Locate every line below that contains the word "الرزاق" and copy it.
[The data start]
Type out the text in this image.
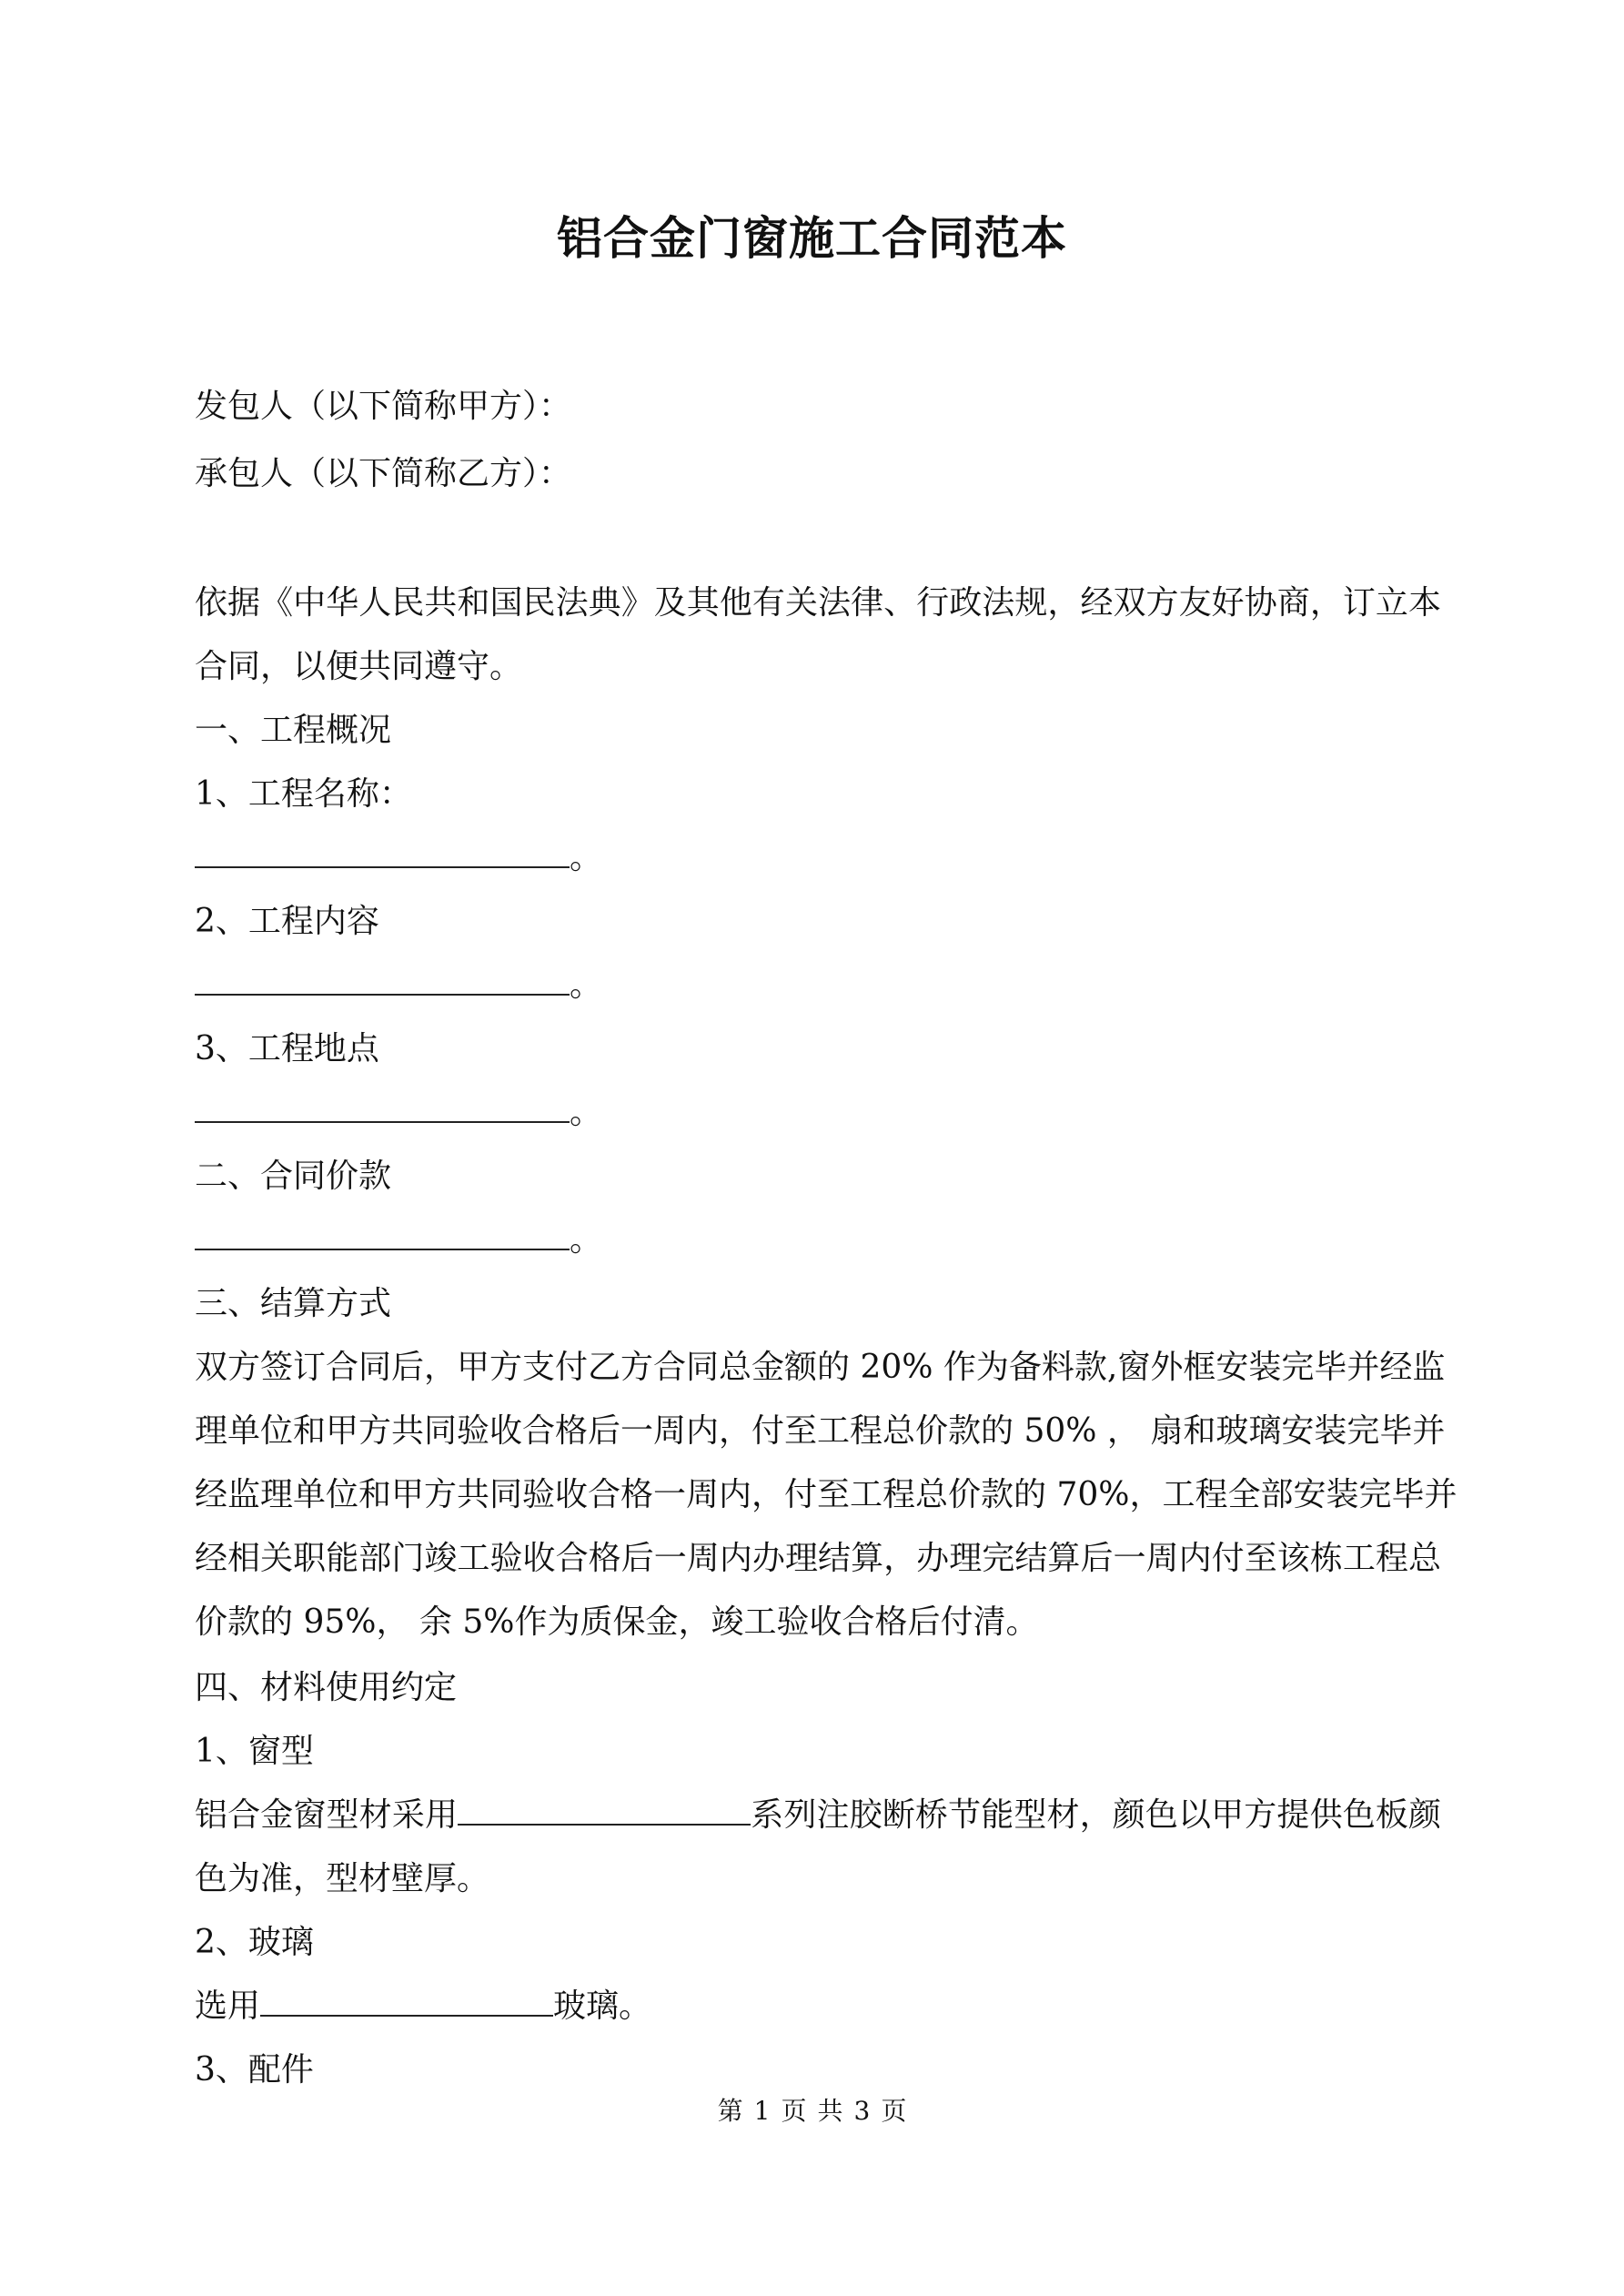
铝合金门窗施工合同范本
发包人（以下简称甲方）：
承包人（以下简称乙方）：
依据《中华人民共和国民法典》及其他有关法律、行政法规，经双方友好协商，订立本
合同，以便共同遵守。
一、工程概况
1、工程名称：
。
2、工程内容
。
3、工程地点
。
二、合同价款
。
三、结算方式
双方签订合同后，甲方支付乙方合同总金额的 20% 作为备料款,窗外框安装完毕并经监
理单位和甲方共同验收合格后一周内，付至工程总价款的 50% ， 扇和玻璃安装完毕并
经监理单位和甲方共同验收合格一周内，付至工程总价款的 70%，工程全部安装完毕并
经相关职能部门竣工验收合格后一周内办理结算，办理完结算后一周内付至该栋工程总
价款的 95%， 余 5%作为质保金，竣工验收合格后付清。
四、材料使用约定
1、窗型
铝合金窗型材采用	系列注胶断桥节能型材，颜色以甲方提供色板颜
色为准，型材壁厚。
2、玻璃
选用	玻璃。
3、配件
第 1 页 共 3 页
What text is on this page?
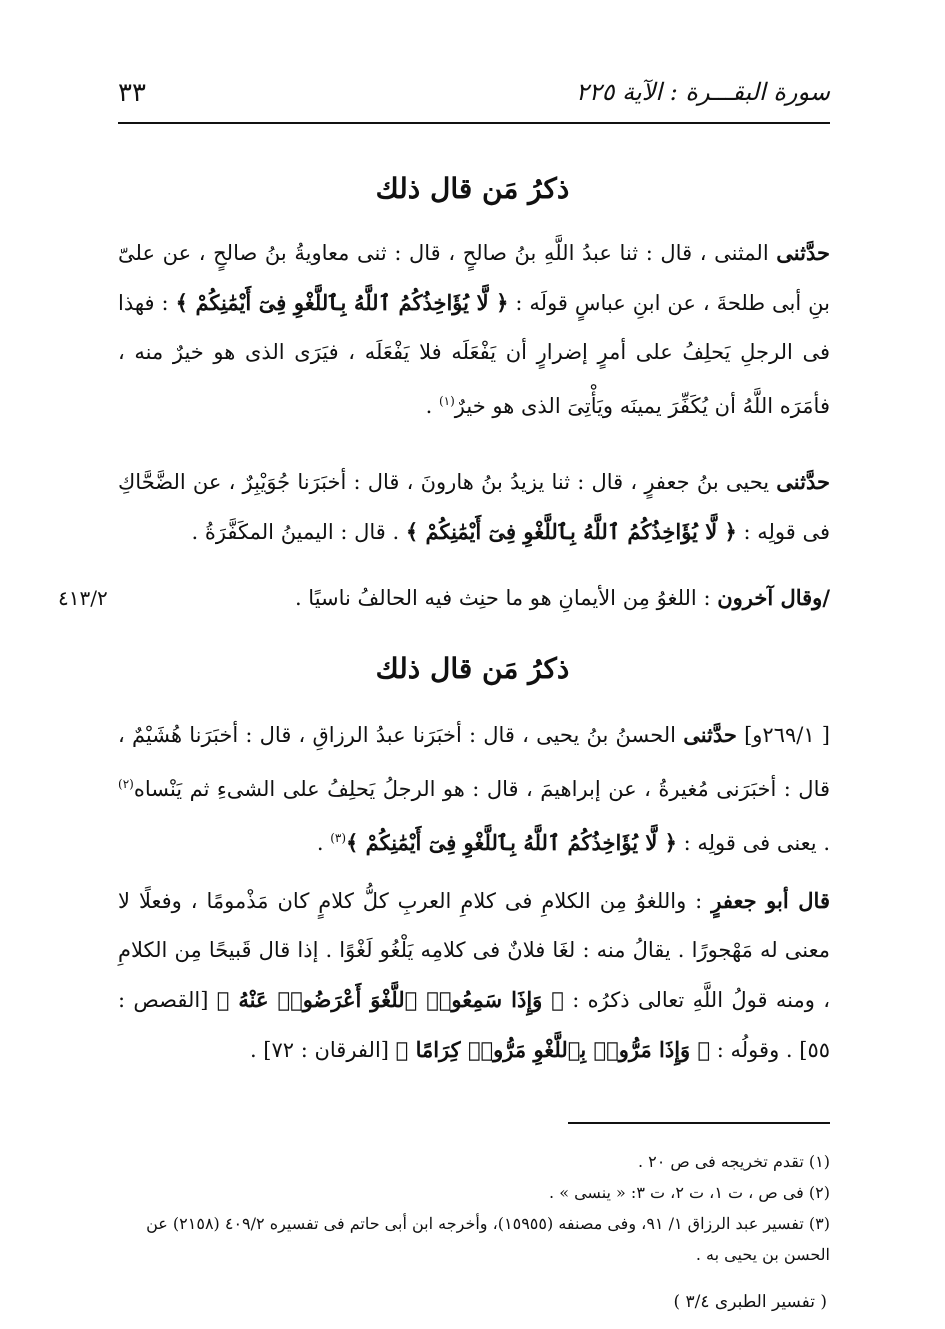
سورة البقـــرة : الآية ٢٢٥
٣٣
ذكرُ مَن قال ذلك

حدَّثنى المثنى ، قال : ثنا عبدُ اللَّهِ بنُ صالحٍ ، قال : ثنى معاويةُ بنُ صالحٍ ، عن علىّ بنِ أبى طلحةَ ، عن ابنِ عباسٍ قولَه : ﴿ لَّا يُؤَاخِذُكُمُ ٱللَّهُ بِٱللَّغْوِ فِىٓ أَيْمَٰنِكُمْ ﴾ : فهذا فى الرجلِ يَحلِفُ على أمرٍ إضرارٍ أن يَفْعَلَه فلا يَفْعَلَه ، فيَرَى الذى هو خيرٌ منه ، فأمَرَه اللَّهُ أن يُكَفِّرَ يمينَه ويَأْتِىَ الذى هو خيرٌ$^{(١)}$ .

حدَّثنى يحيى بنُ جعفرٍ ، قال : ثنا يزيدُ بنُ هارونَ ، قال : أخبَرَنا جُوَيْبِرٌ ، عن الضَّحَّاكِ فى قولِه : ﴿ لَّا يُؤَاخِذُكُمُ ٱللَّهُ بِٱللَّغْوِ فِىٓ أَيْمَٰنِكُمْ ﴾ . قال : اليمينُ المكَفَّرَةُ .

/وقال آخرون : اللغوُ مِن الأيمانِ هو ما حنِث فيه الحالفُ ناسيًا .

٤١٣/٢
ذكرُ مَن قال ذلك

[ ٢٦٩/١و] حدَّثنى الحسنُ بنُ يحيى ، قال : أخبَرَنا عبدُ الرزاقِ ، قال : أخبَرَنا هُشَيْمٌ ، قال : أخبَرَنى مُغيرةُ ، عن إبراهيمَ ، قال : هو الرجلُ يَحلِفُ على الشىءِ ثم يَنْساه$^{(٢)}$ . يعنى فى قولِه : ﴿ لَّا يُؤَاخِذُكُمُ ٱللَّهُ بِٱللَّغْوِ فِىٓ أَيْمَٰنِكُمْ ﴾$^{(٣)}$ .

قال أبو جعفرٍ : واللغوُ مِن الكلامِ فى كلامِ العربِ كلُّ كلامٍ كان مَذْمومًا ، وفعلًا لا معنى له مَهْجورًا . يقالُ منه : لغَا فلانٌ فى كلامِه يَلْغُو لَغْوًا . إذا قال قَبيحًا مِن الكلامِ ، ومنه قولُ اللَّهِ تعالى ذكرُه : ﴿ وَإِذَا سَمِعُوا۟ ٱللَّغْوَ أَعْرَضُوا۟ عَنْهُ ﴾ [القصص : ٥٥] . وقولُه : ﴿ وَإِذَا مَرُّوا۟ بِٱللَّغْوِ مَرُّوا۟ كِرَامًا ﴾ [الفرقان : ٧٢] .

(١) تقدم تخريجه فى ص ٢٠ .

(٢) فى ص ، ت ١، ت ٢، ت ٣: « ينسى » .

(٣) تفسير عبد الرزاق ١/ ٩١، وفى مصنفه (١٥٩٥٥)، وأخرجه ابن أبى حاتم فى تفسيره ٤٠٩/٢ (٢١٥٨) عن الحسن بن يحيى به .

( تفسير الطبرى ٣/٤ )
[The data end]
* **Complete response**:
[ ٢٦٩/١و] حدَّثنى الحسنُ بنُ يحيى ، قال : أخبَرَنا عبدُ الرزاقِ ، قال : أخبَرَنا هُشَيْمٌ ، قال : أخبَرَنى مُغيرةُ ، عن إبراهيمَ ، قال : هو الرجلُ يَحلِفُ على الشىءِ ثم يَنْساه$^{(٢)}$ . يعنى فى قولِه : ﴿ لَّا يُؤَاخِذُكُمُ ٱللَّهُ بِٱللَّغْوِ فِىٓ أَيْمَٰنِكُمْ ﴾$^{(٣)}$ .
(٣) تفسير عبد الرزاق ١/ ٩١، وفى مصنفه (١٥٩٥٥)، وأخرجه ابن أبى حاتم فى تفسيره ٤٠٩/٢ (٢١٥٨) عن الحسن بن يحيى به .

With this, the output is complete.